##### Data to use #####

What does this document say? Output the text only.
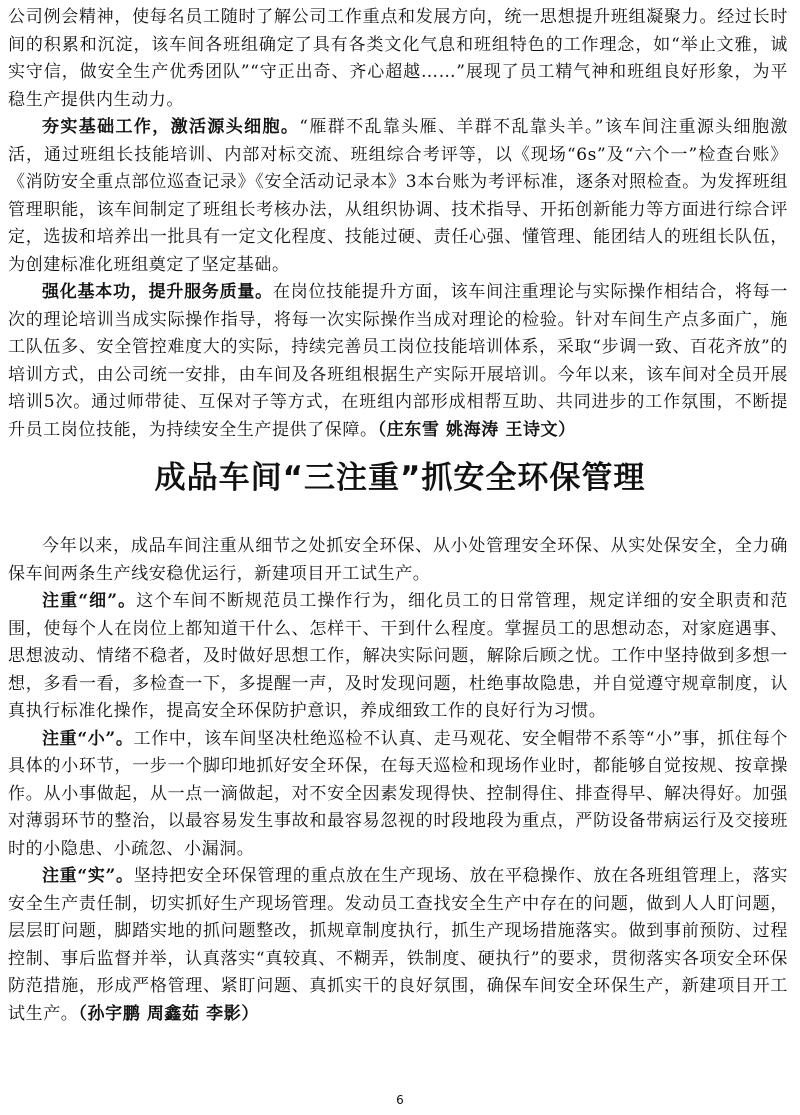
公司例会精神，使每名员工随时了解公司工作重点和发展方向，统一思想提升班组凝聚力。经过长时间的积累和沉淀，该车间各班组确定了具有各类文化气息和班组特色的工作理念，如“举止文雅，诚实守信，做安全生产优秀团队”“守正出奇、齐心超越……”展现了员工精气神和班组良好形象，为平稳生产提供内生动力。

夯实基础工作，激活源头细胞。“雁群不乱靠头雁、羊群不乱靠头羊。”该车间注重源头细胞激活，通过班组长技能培训、内部对标交流、班组综合考评等，以《现场“6s”及“六个一”检查台账》《消防安全重点部位巡查记录》《安全活动记录本》3本台账为考评标准，逐条对照检查。为发挥班组管理职能，该车间制定了班组长考核办法，从组织协调、技术指导、开拓创新能力等方面进行综合评定，选拔和培养出一批具有一定文化程度、技能过硬、责任心强、懂管理、能团结人的班组长队伍，为创建标准化班组奠定了坚定基础。

强化基本功，提升服务质量。在岗位技能提升方面，该车间注重理论与实际操作相结合，将每一次的理论培训当成实际操作指导，将每一次实际操作当成对理论的检验。针对车间生产点多面广，施工队伍多、安全管控难度大的实际，持续完善员工岗位技能培训体系，采取“步调一致、百花齐放”的培训方式，由公司统一安排，由车间及各班组根据生产实际开展培训。今年以来，该车间对全员开展培训5次。通过师带徒、互保对子等方式，在班组内部形成相帮互助、共同进步的工作氛围，不断提升员工岗位技能，为持续安全生产提供了保障。（庄东雪 姚海涛 王诗文）

成品车间“三注重”抓安全环保管理

今年以来，成品车间注重从细节之处抓安全环保、从小处管理安全环保、从实处保安全，全力确保车间两条生产线安稳优运行，新建项目开工试生产。

注重“细”。这个车间不断规范员工操作行为，细化员工的日常管理，规定详细的安全职责和范围，使每个人在岗位上都知道干什么、怎样干、干到什么程度。掌握员工的思想动态，对家庭遇事、思想波动、情绪不稳者，及时做好思想工作，解决实际问题，解除后顾之忧。工作中坚持做到多想一想，多看一看，多检查一下，多提醒一声，及时发现问题，杜绝事故隐患，并自觉遵守规章制度，认真执行标准化操作，提高安全环保防护意识，养成细致工作的良好行为习惯。

注重“小”。工作中，该车间坚决杜绝巡检不认真、走马观花、安全帽带不系等“小”事，抓住每个具体的小环节，一步一个脚印地抓好安全环保，在每天巡检和现场作业时，都能够自觉按规、按章操作。从小事做起，从一点一滴做起，对不安全因素发现得快、控制得住、排查得早、解决得好。加强对薄弱环节的整治，以最容易发生事故和最容易忽视的时段地段为重点，严防设备带病运行及交接班时的小隐患、小疏忽、小漏洞。

注重“实”。坚持把安全环保管理的重点放在生产现场、放在平稳操作、放在各班组管理上，落实安全生产责任制，切实抓好生产现场管理。发动员工查找安全生产中存在的问题，做到人人盯问题，层层盯问题，脚踏实地的抓问题整改，抓规章制度执行，抓生产现场措施落实。做到事前预防、过程控制、事后监督并举，认真落实“真较真、不糊弄，铁制度、硬执行”的要求，贯彻落实各项安全环保防范措施，形成严格管理、紧盯问题、真抓实干的良好氛围，确保车间安全环保生产，新建项目开工试生产。（孙宇鹏 周鑫茹 李影）

6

#####

Work required -> Print out the whole of the material word for word, without pictures.

Worked answer ->
What does this document say? Output the text only.
公司例会精神，使每名员工随时了解公司工作重点和发展方向，统一思想提升班组凝聚力。经过长时间的积累和沉淀，该车间各班组确定了具有各类文化气息和班组特色的工作理念，如“举止文雅，诚实守信，做安全生产优秀团队”“守正出奇、齐心超越……”展现了员工精气神和班组良好形象，为平稳生产提供内生动力。

夯实基础工作，激活源头细胞。“雁群不乱靠头雁、羊群不乱靠头羊。”该车间注重源头细胞激活，通过班组长技能培训、内部对标交流、班组综合考评等，以《现场“6s”及“六个一”检查台账》《消防安全重点部位巡查记录》《安全活动记录本》3本台账为考评标准，逐条对照检查。为发挥班组管理职能，该车间制定了班组长考核办法，从组织协调、技术指导、开拓创新能力等方面进行综合评定，选拔和培养出一批具有一定文化程度、技能过硬、责任心强、懂管理、能团结人的班组长队伍，为创建标准化班组奠定了坚定基础。

强化基本功，提升服务质量。在岗位技能提升方面，该车间注重理论与实际操作相结合，将每一次的理论培训当成实际操作指导，将每一次实际操作当成对理论的检验。针对车间生产点多面广，施工队伍多、安全管控难度大的实际，持续完善员工岗位技能培训体系，采取“步调一致、百花齐放”的培训方式，由公司统一安排，由车间及各班组根据生产实际开展培训。今年以来，该车间对全员开展培训5次。通过师带徒、互保对子等方式，在班组内部形成相帮互助、共同进步的工作氛围，不断提升员工岗位技能，为持续安全生产提供了保障。（庄东雪 姚海涛 王诗文）

成品车间“三注重”抓安全环保管理

今年以来，成品车间注重从细节之处抓安全环保、从小处管理安全环保、从实处保安全，全力确保车间两条生产线安稳优运行，新建项目开工试生产。

注重“细”。这个车间不断规范员工操作行为，细化员工的日常管理，规定详细的安全职责和范围，使每个人在岗位上都知道干什么、怎样干、干到什么程度。掌握员工的思想动态，对家庭遇事、思想波动、情绪不稳者，及时做好思想工作，解决实际问题，解除后顾之忧。工作中坚持做到多想一想，多看一看，多检查一下，多提醒一声，及时发现问题，杜绝事故隐患，并自觉遵守规章制度，认真执行标准化操作，提高安全环保防护意识，养成细致工作的良好行为习惯。

注重“小”。工作中，该车间坚决杜绝巡检不认真、走马观花、安全帽带不系等“小”事，抓住每个具体的小环节，一步一个脚印地抓好安全环保，在每天巡检和现场作业时，都能够自觉按规、按章操作。从小事做起，从一点一滴做起，对不安全因素发现得快、控制得住、排查得早、解决得好。加强对薄弱环节的整治，以最容易发生事故和最容易忽视的时段地段为重点，严防设备带病运行及交接班时的小隐患、小疏忽、小漏洞。

注重“实”。坚持把安全环保管理的重点放在生产现场、放在平稳操作、放在各班组管理上，落实安全生产责任制，切实抓好生产现场管理。发动员工查找安全生产中存在的问题，做到人人盯问题，层层盯问题，脚踏实地的抓问题整改，抓规章制度执行，抓生产现场措施落实。做到事前预防、过程控制、事后监督并举，认真落实“真较真、不糊弄，铁制度、硬执行”的要求，贯彻落实各项安全环保防范措施，形成严格管理、紧盯问题、真抓实干的良好氛围，确保车间安全环保生产，新建项目开工试生产。（孙宇鹏 周鑫茹 李影）

6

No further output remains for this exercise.